Estudos da tradução algumas vertentes

Antonia de Jesus Sales, Bill Bob Adonis Arinos Lima e Sousa

PREFÁCIO

Tito Lívio Cruz Romão1

Nas últimas cinco décadas, desde que James S. Holmes concebeu e apresentou o termo Translation Studies (1972), adotado no Brasil como Estudos da Tradução, inúmeras têm sido as pesquisas, nos mais diferentes países, sobre temas envolvendo o ato de traduzir e a tradução em perspectiva prática e/ou teórica. Ao longo dos séculos, muitas das polêmicas sobre traduzir/tradução foram conduzidas com base em questões que abordavam clássicas dualidades ainda hoje recorrentes: tradução literal versus tradução conforme o sentido, fidelidade versus infidelidade, tradução estrangeirizadora versus tradução domesticadora etc. Até os anos 1970, muitas contribuições foram dadas no campo da tradução, mas que ora eram centradas em aspectos linguísticos (JAKOBSON, [1976] 1995; CATFORD, [1965] 1980; VINAY & DARBELNET, 1977; VÁZQUEZ-AYORA, 1977), ora eram apoiadas em parâmetros literários (RÓNAI, [1952] 2012; MOUNIN, 1975; NIDA, 1964; KÖHLER, 1967).

A pesquisadora alemã Radegundis Stolze ([1994] 2011), por exemplo, reconhece a existência não de uma teoria da tradução, mas de diversas “teorias da tradução”, como bem indica o título de seu livro. Tais teorias têm-se dedicado aos mais variados temas em torno do ato de traduzir e do produto tradução, perscrutando não só aspectos de natureza marcadamente linguística ou literária mas também abrangendo análises descritivas e/ou comparativas relevantes para a tradução, didática da tradução, formação de tradutores, bem como pesquisas sobre especificidades culturais, sociologia da tradução, ética tradutória etc. No bojo das discussões que vêm sendo travadas no âmbito teórico-prático dos Estudos da Tradução, muitos olhares também se têm voltado, cada vez mais, para as ligações existentes entre o ensino de tradução e o ensino de línguas estrangeiras.

Lançando um olhar sobre as histórias quiçá mais remotas de que se tem notícia sobre polêmicas ou eventos envolvendo reflexões teóricas sobre o ato de traduzir, podem-se apresentar pelo menos dois momentos em que eruditos encarregados da tarefa de traduzir realizaram um trabalho em que atuavam, simultaneamente, como tradutores, literatos, filólogos e, de certa forma, teóricos da tradução. O primeiro exemplo remonta a Marco Túlio Cícero (106-43 a. C.):

Traduzi, então, dos áticos, dois discursos notáveis e contrários entre si, um de Ésquino, outro de Demóstenes, autores dos mais eloquentes. E não os traduzi como um tradutor, mas como um orador, usando os mesmos argumentos, tanto na sua forma quanto nas suas figuras de linguagem, em termos adequados à nossa cultura. (CÍCERO, 2011, p. 11)

Ao discorrer, no ano de 46 a.C., sobre o termo interpres, em sua obra De optimo genere oratorum [O melhor gênero de oradores], Cícero antecipou, em vários séculos, aspectos essenciais do debate em torno do traduzir que levariam o hermeneuta e teólogo alemão Friedrich D. E. Schleiermacher, tradutor das obras de Platão, a escrever seu célebre ensaio Sobre os diferentes métodos de traduzir (SCHLEIERMACHER, 2011). Para o grande orador romano, imitar os gregos era uma forma de desenvolver a própria arte retórica dos romanos.

######

▶ [ENUNCIADO 1]:
Segundo o prefácio sobre os Estudos da Tradução, em que ano James S. Holmes apresentou o termo Translation Studies?
▶ [ENUNCIADO 2]:
Copie o trecho do prefácio sobre os Estudos da Tradução, começando nas palavras "Traduzi, então, dos" e parando depois de "2011, p. 11)".
As linhas apresentadas a seguir provêm de outra fonte.

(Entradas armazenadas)
######

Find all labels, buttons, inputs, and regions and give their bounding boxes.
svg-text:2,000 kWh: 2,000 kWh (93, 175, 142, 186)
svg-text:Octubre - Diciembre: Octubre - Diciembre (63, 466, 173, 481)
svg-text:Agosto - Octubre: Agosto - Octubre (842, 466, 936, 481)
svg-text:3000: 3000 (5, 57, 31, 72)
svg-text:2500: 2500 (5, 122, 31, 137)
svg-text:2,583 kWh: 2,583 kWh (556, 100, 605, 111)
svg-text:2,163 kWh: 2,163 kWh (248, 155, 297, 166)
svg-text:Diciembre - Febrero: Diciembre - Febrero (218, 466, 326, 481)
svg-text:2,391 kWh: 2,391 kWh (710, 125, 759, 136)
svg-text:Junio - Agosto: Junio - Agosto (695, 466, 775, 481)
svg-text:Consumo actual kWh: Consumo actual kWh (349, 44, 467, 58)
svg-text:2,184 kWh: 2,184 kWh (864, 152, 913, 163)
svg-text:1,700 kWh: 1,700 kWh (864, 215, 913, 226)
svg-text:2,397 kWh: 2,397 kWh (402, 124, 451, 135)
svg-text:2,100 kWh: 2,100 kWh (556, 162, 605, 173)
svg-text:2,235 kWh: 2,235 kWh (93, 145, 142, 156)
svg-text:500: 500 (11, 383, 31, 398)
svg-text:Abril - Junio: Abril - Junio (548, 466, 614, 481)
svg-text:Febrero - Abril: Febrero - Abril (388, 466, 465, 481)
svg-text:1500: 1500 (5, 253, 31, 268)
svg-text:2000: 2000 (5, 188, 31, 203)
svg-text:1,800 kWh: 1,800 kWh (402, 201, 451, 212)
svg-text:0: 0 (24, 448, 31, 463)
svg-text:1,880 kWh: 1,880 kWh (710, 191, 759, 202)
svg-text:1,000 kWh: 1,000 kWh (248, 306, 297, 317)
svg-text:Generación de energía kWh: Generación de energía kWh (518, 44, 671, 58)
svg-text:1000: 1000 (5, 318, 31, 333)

######

▶ [RESPOSTA COMENTADA 1]:
Em 1972.

▶ [RESPOSTA COMENTADA 2]:
Traduzi, então, dos áticos, dois discursos notáveis e contrários entre si, um de Ésquino, outro de Demóstenes, autores dos mais eloquentes. E não os traduzi como um tradutor, mas como um orador, usando os mesmos argumentos, tanto na sua forma quanto nas suas figuras de linguagem, em termos adequados à nossa cultura. (CÍCERO, 2011, p. 11)